---------- Materials provided ----------

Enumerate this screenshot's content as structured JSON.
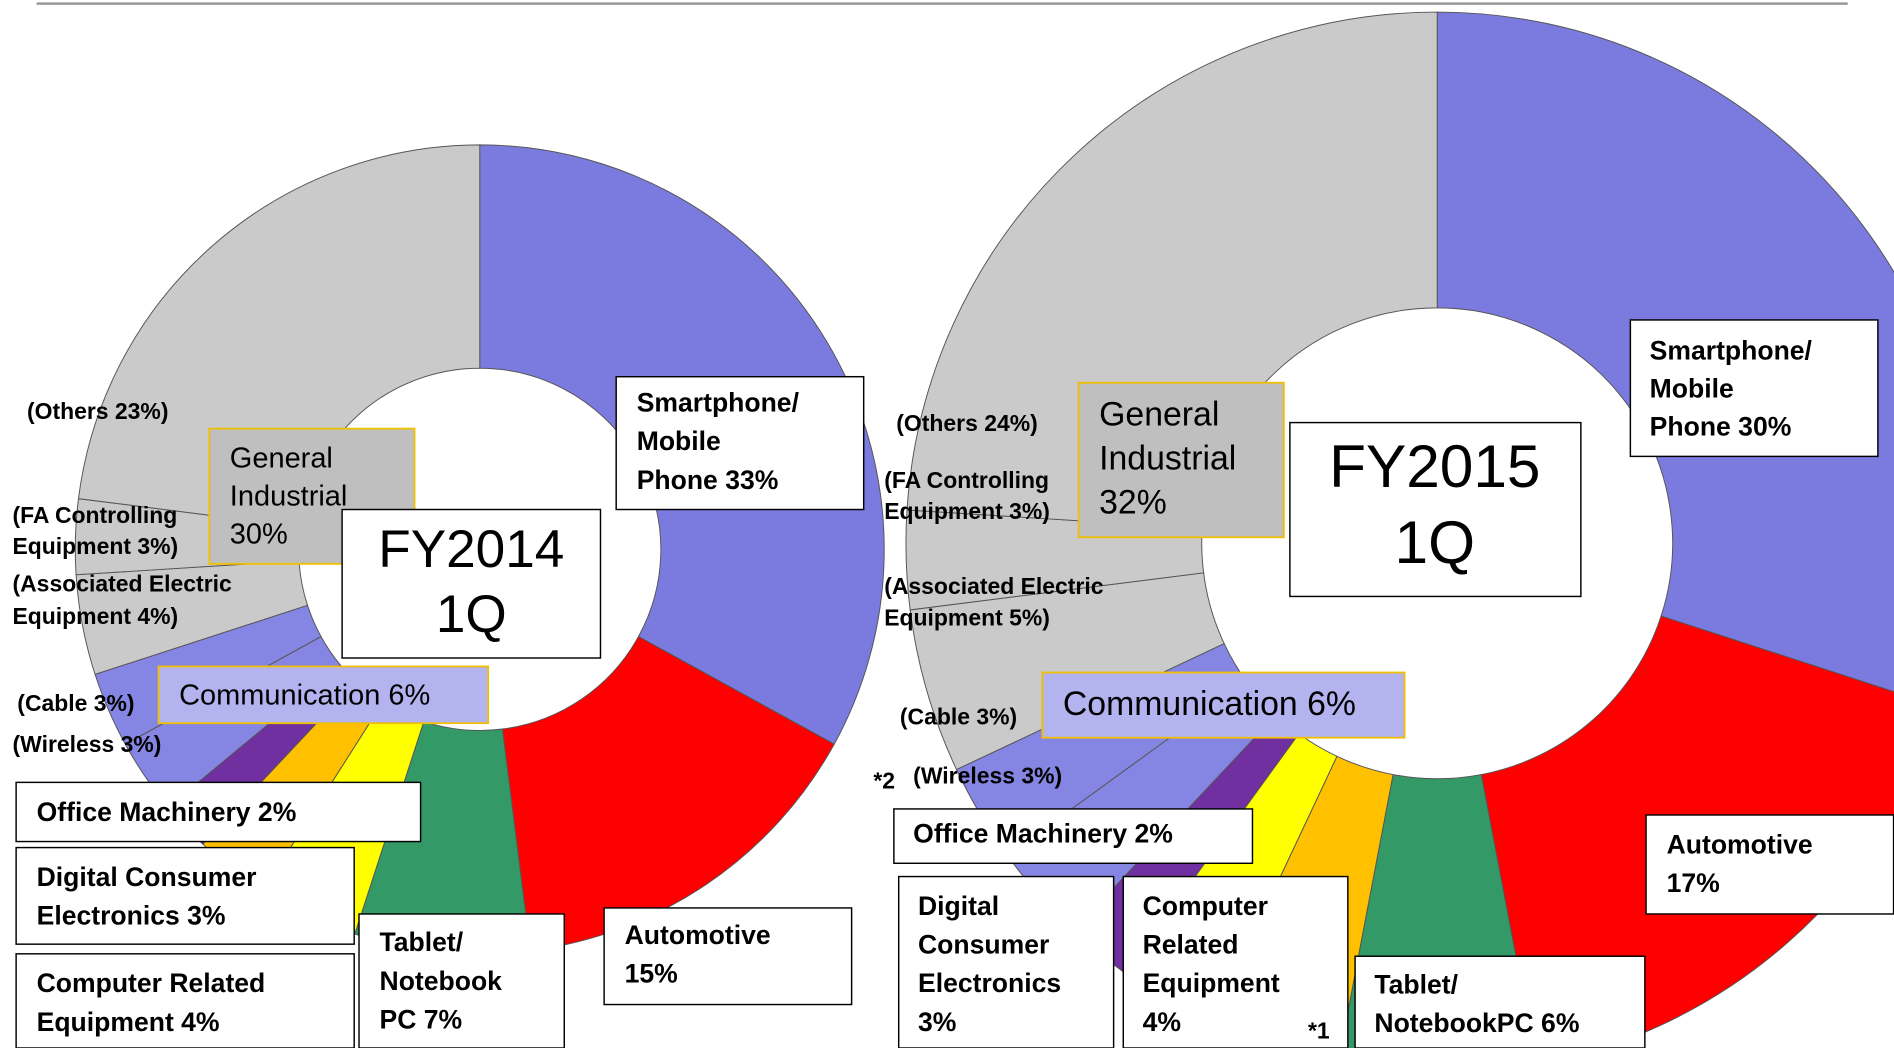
{
  "chart_data": [
    {
      "type": "pie",
      "values": [
        33,
        15,
        7,
        4,
        3,
        2,
        3,
        3,
        4,
        3,
        23
      ],
      "value_labels": [
        [
          "Smartphone/",
          "Mobile",
          "Phone 33%"
        ],
        [
          "Automotive",
          "15%"
        ],
        [
          "Tablet/",
          "Notebook",
          "PC 7%"
        ],
        [
          "Computer Related",
          "Equipment 4%"
        ],
        [
          "Digital Consumer",
          "Electronics 3%"
        ],
        [
          "Office Machinery 2%"
        ],
        [
          "(Wireless 3%)"
        ],
        [
          "(Cable 3%)"
        ],
        [
          "(Associated Electric",
          "Equipment  4%)"
        ],
        [
          "(FA Controlling",
          "Equipment 3%)"
        ],
        [
          "(Others 23%)"
        ]
      ],
      "colors": [
        "#7b7bdf",
        "#ff0000",
        "#339966",
        "#ffff00",
        "#ffc000",
        "#7030a0",
        "#8585e3",
        "#8585e3",
        "#cacaca",
        "#cacaca",
        "#cacaca"
      ],
      "center_label": [
        "FY2014",
        "1Q"
      ],
      "group_labels": [
        [
          "General",
          "Industrial",
          "30%"
        ],
        [
          "Communication 6%"
        ]
      ]
    },
    {
      "type": "pie",
      "values": [
        30,
        17,
        6,
        4,
        3,
        2,
        3,
        3,
        5,
        3,
        24
      ],
      "value_labels": [
        [
          "Smartphone/",
          "Mobile",
          "Phone 30%"
        ],
        [
          "Automotive",
          "17%"
        ],
        [
          "Tablet/",
          "NotebookPC 6%"
        ],
        [
          "Computer",
          "Related",
          "Equipment",
          "4%"
        ],
        [
          "Digital",
          "Consumer",
          "Electronics",
          "3%"
        ],
        [
          "Office Machinery 2%"
        ],
        [
          "(Wireless 3%)"
        ],
        [
          "(Cable 3%)"
        ],
        [
          "(Associated Electric",
          "Equipment  5%)"
        ],
        [
          "(FA Controlling",
          "Equipment 3%)"
        ],
        [
          "(Others 24%)"
        ]
      ],
      "colors": [
        "#7b7bdf",
        "#ff0000",
        "#339966",
        "#ffc000",
        "#ffff00",
        "#7030a0",
        "#8585e3",
        "#8585e3",
        "#cacaca",
        "#cacaca",
        "#cacaca"
      ],
      "center_label": [
        "FY2015",
        "1Q"
      ],
      "group_labels": [
        [
          "General",
          "Industrial",
          "32%"
        ],
        [
          "Communication 6%"
        ]
      ],
      "notes": [
        "*2",
        "*1"
      ]
    }
  ]
}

----------

# Exercise description
Write out every record above exactly as it stands, but leave out the pictures.

# In response
Enumerate this screenshot's content as structured JSON.
{
  "chart_data": [
    {
      "type": "pie",
      "values": [
        33,
        15,
        7,
        4,
        3,
        2,
        3,
        3,
        4,
        3,
        23
      ],
      "value_labels": [
        [
          "Smartphone/",
          "Mobile",
          "Phone 33%"
        ],
        [
          "Automotive",
          "15%"
        ],
        [
          "Tablet/",
          "Notebook",
          "PC 7%"
        ],
        [
          "Computer Related",
          "Equipment 4%"
        ],
        [
          "Digital Consumer",
          "Electronics 3%"
        ],
        [
          "Office Machinery 2%"
        ],
        [
          "(Wireless 3%)"
        ],
        [
          "(Cable 3%)"
        ],
        [
          "(Associated Electric",
          "Equipment  4%)"
        ],
        [
          "(FA Controlling",
          "Equipment 3%)"
        ],
        [
          "(Others 23%)"
        ]
      ],
      "colors": [
        "#7b7bdf",
        "#ff0000",
        "#339966",
        "#ffff00",
        "#ffc000",
        "#7030a0",
        "#8585e3",
        "#8585e3",
        "#cacaca",
        "#cacaca",
        "#cacaca"
      ],
      "center_label": [
        "FY2014",
        "1Q"
      ],
      "group_labels": [
        [
          "General",
          "Industrial",
          "30%"
        ],
        [
          "Communication 6%"
        ]
      ]
    },
    {
      "type": "pie",
      "values": [
        30,
        17,
        6,
        4,
        3,
        2,
        3,
        3,
        5,
        3,
        24
      ],
      "value_labels": [
        [
          "Smartphone/",
          "Mobile",
          "Phone 30%"
        ],
        [
          "Automotive",
          "17%"
        ],
        [
          "Tablet/",
          "NotebookPC 6%"
        ],
        [
          "Computer",
          "Related",
          "Equipment",
          "4%"
        ],
        [
          "Digital",
          "Consumer",
          "Electronics",
          "3%"
        ],
        [
          "Office Machinery 2%"
        ],
        [
          "(Wireless 3%)"
        ],
        [
          "(Cable 3%)"
        ],
        [
          "(Associated Electric",
          "Equipment  5%)"
        ],
        [
          "(FA Controlling",
          "Equipment 3%)"
        ],
        [
          "(Others 24%)"
        ]
      ],
      "colors": [
        "#7b7bdf",
        "#ff0000",
        "#339966",
        "#ffc000",
        "#ffff00",
        "#7030a0",
        "#8585e3",
        "#8585e3",
        "#cacaca",
        "#cacaca",
        "#cacaca"
      ],
      "center_label": [
        "FY2015",
        "1Q"
      ],
      "group_labels": [
        [
          "General",
          "Industrial",
          "32%"
        ],
        [
          "Communication 6%"
        ]
      ],
      "notes": [
        "*2",
        "*1"
      ]
    }
  ]
}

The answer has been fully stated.